Give only the number of lines that hold the word "MATLAB".

Records from a data collection

— start —

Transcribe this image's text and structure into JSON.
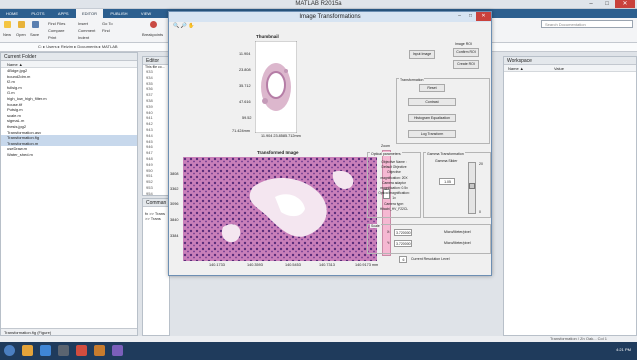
{
  "window": {
    "title": "MATLAB R2015a"
  },
  "tabs": [
    "HOME",
    "PLOTS",
    "APPS",
    "EDITOR",
    "PUBLISH",
    "VIEW"
  ],
  "ribbon": {
    "new": "New",
    "open": "Open",
    "save": "Save",
    "find_files": "Find Files",
    "compare": "Compare",
    "print": "Print",
    "insert": "Insert",
    "comment": "Comment",
    "indent": "Indent",
    "go_to": "Go To",
    "find": "Find",
    "breakpoints": "Breakpoints"
  },
  "search": {
    "placeholder": "Search Documentation"
  },
  "address": {
    "path": "C: ▸ Users ▸ Reizim ▸ Documents ▸ MATLAB"
  },
  "current_folder": {
    "title": "Current Folder",
    "column": "Name ▲",
    "files": [
      "4Bdge.jpg2",
      "bound2dm.m",
      "f2.m",
      "fullsig.m",
      "G.m",
      "high_low_high_filter.m",
      "house.tif",
      "Putsig.m",
      "scale.m",
      "sigmaL.m",
      "thesis.jpg2",
      "Transformation.asv",
      "Transformation.fig",
      "Transformation.m",
      "useDraw.m",
      "Water_shed.m"
    ],
    "selected": [
      12,
      13
    ],
    "details": "Transformation.fig (Figure)"
  },
  "editor": {
    "title": "Editor",
    "tab": "This file co...",
    "line_numbers": [
      "933",
      "934",
      "935",
      "936",
      "937",
      "938",
      "939",
      "940",
      "941",
      "942",
      "943",
      "944",
      "945",
      "946",
      "947",
      "948",
      "949",
      "950",
      "951",
      "952",
      "953",
      "954",
      "955",
      "956"
    ]
  },
  "command_window": {
    "title": "Comman",
    "lines": [
      "fx >> Trans",
      "   >> Trans"
    ]
  },
  "workspace": {
    "title": "Workspace",
    "columns": [
      "Name ▲",
      "Value"
    ]
  },
  "dialog": {
    "title": "Image Transformations",
    "toolbar": "🔍 🔎 ✋",
    "thumbnail": {
      "title": "Thumbnail",
      "y_ticks": [
        "11.904",
        "23.808",
        "35.712",
        "47.616",
        "59.52",
        "71.424mm"
      ],
      "x_ticks": "11.904 23.8585.712mm"
    },
    "transformed": {
      "title": "Transformed Image",
      "y_ticks": [
        "3808",
        "3362",
        "3096",
        "3840",
        "3384"
      ],
      "x_ticks": [
        "140.1733",
        "140.3593",
        "140.5453",
        "140.7313",
        "140.9173 mm"
      ]
    },
    "zoom_label": "Zoom",
    "input_image_btn": "Input Image",
    "image_roi": {
      "label": "Image ROI",
      "confirm": "Confirm ROI",
      "create": "Create ROI"
    },
    "transformation": {
      "label": "Transformation",
      "buttons": [
        "Reset",
        "Contrast",
        "Histogram Equalization",
        "Log Transform"
      ]
    },
    "optical": {
      "label": "Optical parameters",
      "lines": [
        "Objective Name :",
        "Default Objective",
        "Objective",
        "magnification: 20X",
        "Camera adaptor",
        "magnification: 0.5x",
        "Optical magnification:",
        "1x",
        "Camera type:",
        "Hitachi_HV_F22CL"
      ]
    },
    "gamma": {
      "label": "Gamma Transformation",
      "slider_label": "Gamma Slider",
      "top_value": "20",
      "value": "1.05",
      "bottom_value": "0"
    },
    "scale": {
      "label": "Scale",
      "x_label": "X:",
      "x_value": "3.720000",
      "x_unit": "Micro/Meter/pixel",
      "y_label": "Y:",
      "y_value": "3.720000",
      "y_unit": "Micro/Meter/pixel"
    },
    "resolution": {
      "value": "6",
      "label": "Current Resolution Level"
    }
  },
  "status_right": "Transformation / Zn  Oak...  Col 1",
  "taskbar": {
    "time": "4:21 PM"
  }
}
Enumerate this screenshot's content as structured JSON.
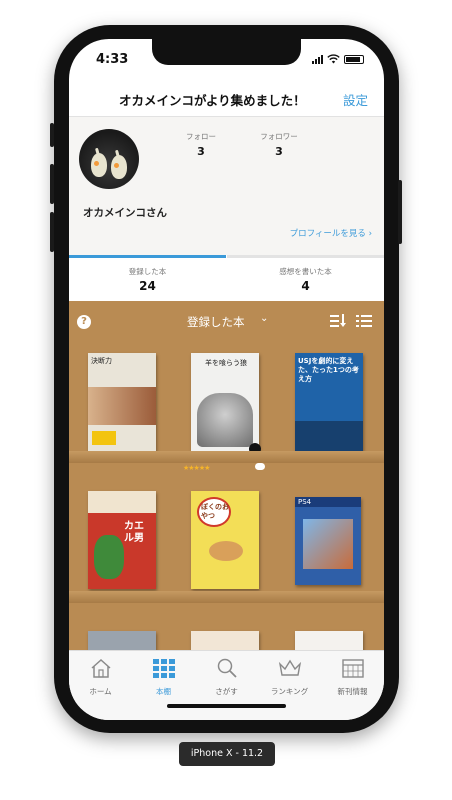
{
  "status_bar": {
    "time": "4:33"
  },
  "nav": {
    "title": "オカメインコがより集めました！",
    "settings_label": "設定"
  },
  "profile": {
    "follow_label": "フォロー",
    "follow_count": "3",
    "follower_label": "フォロワー",
    "follower_count": "3",
    "username": "オカメインコさん",
    "view_profile_link": "プロフィールを見る ›"
  },
  "segments": [
    {
      "label": "登録した本",
      "count": "24",
      "selected": true
    },
    {
      "label": "感想を書いた本",
      "count": "4",
      "selected": false
    }
  ],
  "shelf": {
    "help_label": "?",
    "title": "登録した本",
    "chevron": "⌄",
    "books": [
      {
        "title": "決断力",
        "color": "#e9e4d8",
        "text_color": "#222"
      },
      {
        "title": "羊を喰らう狼",
        "color": "#f1f1ef",
        "text_color": "#222"
      },
      {
        "title": "USJを劇的に変えた、たった1つの考え方",
        "color": "#1f63a8",
        "text_color": "#ffffff"
      },
      {
        "title": "カエル男",
        "color": "#c9382a",
        "text_color": "#ffffff"
      },
      {
        "title": "ぼくのおやつ",
        "color": "#f3de57",
        "text_color": "#8a3a1a"
      },
      {
        "title": "PS4",
        "color": "#2f5fa8",
        "text_color": "#ffffff"
      }
    ],
    "rating_stars": "★★★★★"
  },
  "tabbar": {
    "tabs": [
      {
        "label": "ホーム",
        "icon": "house-icon",
        "active": false
      },
      {
        "label": "本棚",
        "icon": "bookshelf-grid-icon",
        "active": true
      },
      {
        "label": "さがす",
        "icon": "search-icon",
        "active": false
      },
      {
        "label": "ランキング",
        "icon": "crown-icon",
        "active": false
      },
      {
        "label": "新刊情報",
        "icon": "calendar-icon",
        "active": false
      }
    ]
  },
  "device_caption": "iPhone X - 11.2",
  "colors": {
    "accent": "#3b9ad9",
    "shelf": "#b98b53",
    "profile_bg": "#f6f5f3",
    "tab_active": "#3b9ad9",
    "tab_inactive": "#8a8a8a"
  }
}
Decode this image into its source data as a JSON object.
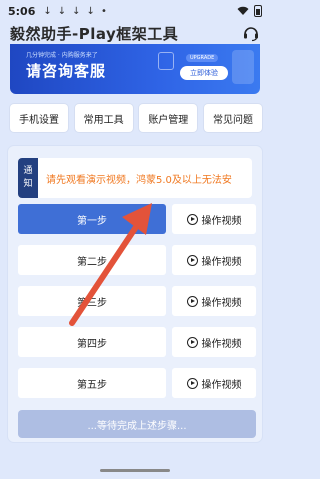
{
  "status": {
    "time": "5:06",
    "download_icons": [
      "↓",
      "↓",
      "↓",
      "↓"
    ],
    "dot": "•"
  },
  "header": {
    "title": "毅然助手-Play框架工具",
    "support_icon": "headset-icon"
  },
  "banner": {
    "small_text": "几分钟完成 · 内购服务来了",
    "main_text": "请咨询客服",
    "tag_text": "UPGRADE",
    "button_label": "立即体验"
  },
  "toolbar": {
    "items": [
      "手机设置",
      "常用工具",
      "账户管理",
      "常见问题"
    ]
  },
  "notice": {
    "label_line1": "通",
    "label_line2": "知",
    "text": "请先观看演示视频，鸿蒙5.0及以上无法安"
  },
  "steps": [
    {
      "label": "第一步",
      "video_label": "操作视频",
      "active": true
    },
    {
      "label": "第二步",
      "video_label": "操作视频",
      "active": false
    },
    {
      "label": "第三步",
      "video_label": "操作视频",
      "active": false
    },
    {
      "label": "第四步",
      "video_label": "操作视频",
      "active": false
    },
    {
      "label": "第五步",
      "video_label": "操作视频",
      "active": false
    }
  ],
  "wait_text": "...等待完成上述步骤...",
  "colors": {
    "accent": "#3f6fd6",
    "notice_text": "#f07820",
    "arrow": "#e3533a",
    "background": "#dfe8fb"
  }
}
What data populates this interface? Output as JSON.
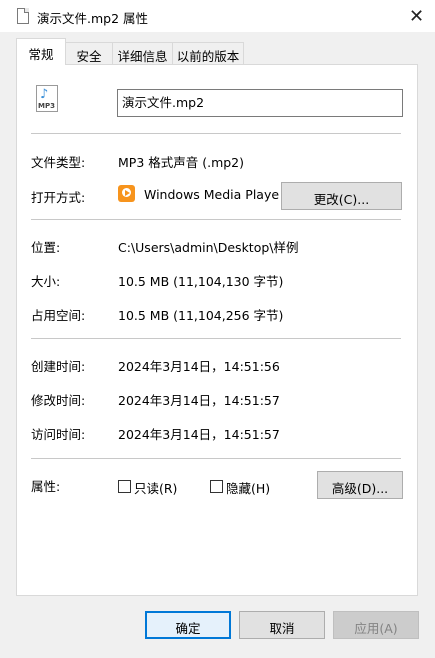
{
  "window": {
    "title": "演示文件.mp2 属性",
    "close": "✕"
  },
  "tabs": [
    "常规",
    "安全",
    "详细信息",
    "以前的版本"
  ],
  "file": {
    "icon_label": "MP3",
    "name": "演示文件.mp2"
  },
  "labels": {
    "file_type": "文件类型:",
    "opens_with": "打开方式:",
    "location": "位置:",
    "size": "大小:",
    "size_on_disk": "占用空间:",
    "created": "创建时间:",
    "modified": "修改时间:",
    "accessed": "访问时间:",
    "attributes": "属性:"
  },
  "values": {
    "file_type": "MP3 格式声音 (.mp2)",
    "opens_with": "Windows Media Playe",
    "location": "C:\\Users\\admin\\Desktop\\样例",
    "size": "10.5 MB (11,104,130 字节)",
    "size_on_disk": "10.5 MB (11,104,256 字节)",
    "created": "2024年3月14日，14:51:56",
    "modified": "2024年3月14日，14:51:57",
    "accessed": "2024年3月14日，14:51:57"
  },
  "buttons": {
    "change": "更改(C)...",
    "advanced": "高级(D)...",
    "ok": "确定",
    "cancel": "取消",
    "apply": "应用(A)"
  },
  "checkboxes": {
    "readonly": "只读(R)",
    "hidden": "隐藏(H)"
  }
}
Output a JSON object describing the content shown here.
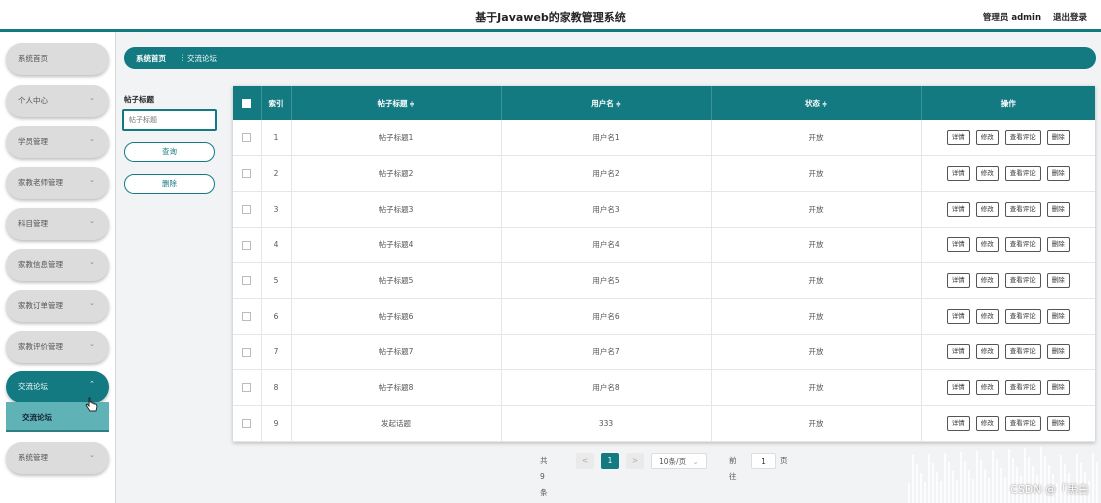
{
  "header": {
    "title": "基于Javaweb的家教管理系统",
    "admin_label": "管理员 admin",
    "logout_label": "退出登录"
  },
  "sidebar": {
    "items": [
      {
        "label": "系统首页",
        "has_chevron": false
      },
      {
        "label": "个人中心",
        "has_chevron": true
      },
      {
        "label": "学员管理",
        "has_chevron": true
      },
      {
        "label": "家教老师管理",
        "has_chevron": true
      },
      {
        "label": "科目管理",
        "has_chevron": true
      },
      {
        "label": "家教信息管理",
        "has_chevron": true
      },
      {
        "label": "家教订单管理",
        "has_chevron": true
      },
      {
        "label": "家教评价管理",
        "has_chevron": true
      },
      {
        "label": "交流论坛",
        "has_chevron": true,
        "active": true
      },
      {
        "label": "系统管理",
        "has_chevron": true
      }
    ],
    "submenu": {
      "label": "交流论坛"
    }
  },
  "breadcrumb": {
    "home": "系统首页",
    "separator": "⋮",
    "current": "交流论坛"
  },
  "search": {
    "label": "帖子标题",
    "placeholder": "帖子标题",
    "query_button": "查询",
    "delete_button": "删除"
  },
  "table": {
    "columns": {
      "index": "索引",
      "title": "帖子标题",
      "username": "用户名",
      "status": "状态",
      "actions": "操作"
    },
    "sort_glyph": "≑",
    "action_labels": {
      "detail": "详情",
      "edit": "修改",
      "comments": "查看评论",
      "delete": "删除"
    },
    "rows": [
      {
        "index": "1",
        "title": "帖子标题1",
        "username": "用户名1",
        "status": "开放"
      },
      {
        "index": "2",
        "title": "帖子标题2",
        "username": "用户名2",
        "status": "开放"
      },
      {
        "index": "3",
        "title": "帖子标题3",
        "username": "用户名3",
        "status": "开放"
      },
      {
        "index": "4",
        "title": "帖子标题4",
        "username": "用户名4",
        "status": "开放"
      },
      {
        "index": "5",
        "title": "帖子标题5",
        "username": "用户名5",
        "status": "开放"
      },
      {
        "index": "6",
        "title": "帖子标题6",
        "username": "用户名6",
        "status": "开放"
      },
      {
        "index": "7",
        "title": "帖子标题7",
        "username": "用户名7",
        "status": "开放"
      },
      {
        "index": "8",
        "title": "帖子标题8",
        "username": "用户名8",
        "status": "开放"
      },
      {
        "index": "9",
        "title": "发起话题",
        "username": "333",
        "status": "开放"
      }
    ]
  },
  "pagination": {
    "total": "共 9 条",
    "prev": "<",
    "current_page": "1",
    "next": ">",
    "page_size": "10条/页",
    "page_size_chevron": "⌄",
    "jump_prefix": "前往",
    "jump_value": "1",
    "jump_suffix": "页"
  },
  "watermark": "CSDN @「黑白",
  "colors": {
    "primary": "#127a80",
    "submenu": "#5fb2b5",
    "menu_inactive": "#dcdcdc"
  },
  "icons": {
    "chevron_down": "chevron-down-icon",
    "chevron_up": "chevron-up-icon",
    "cursor": "hand-pointer-icon"
  }
}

— end —

▶ **RESULT BELOW**
2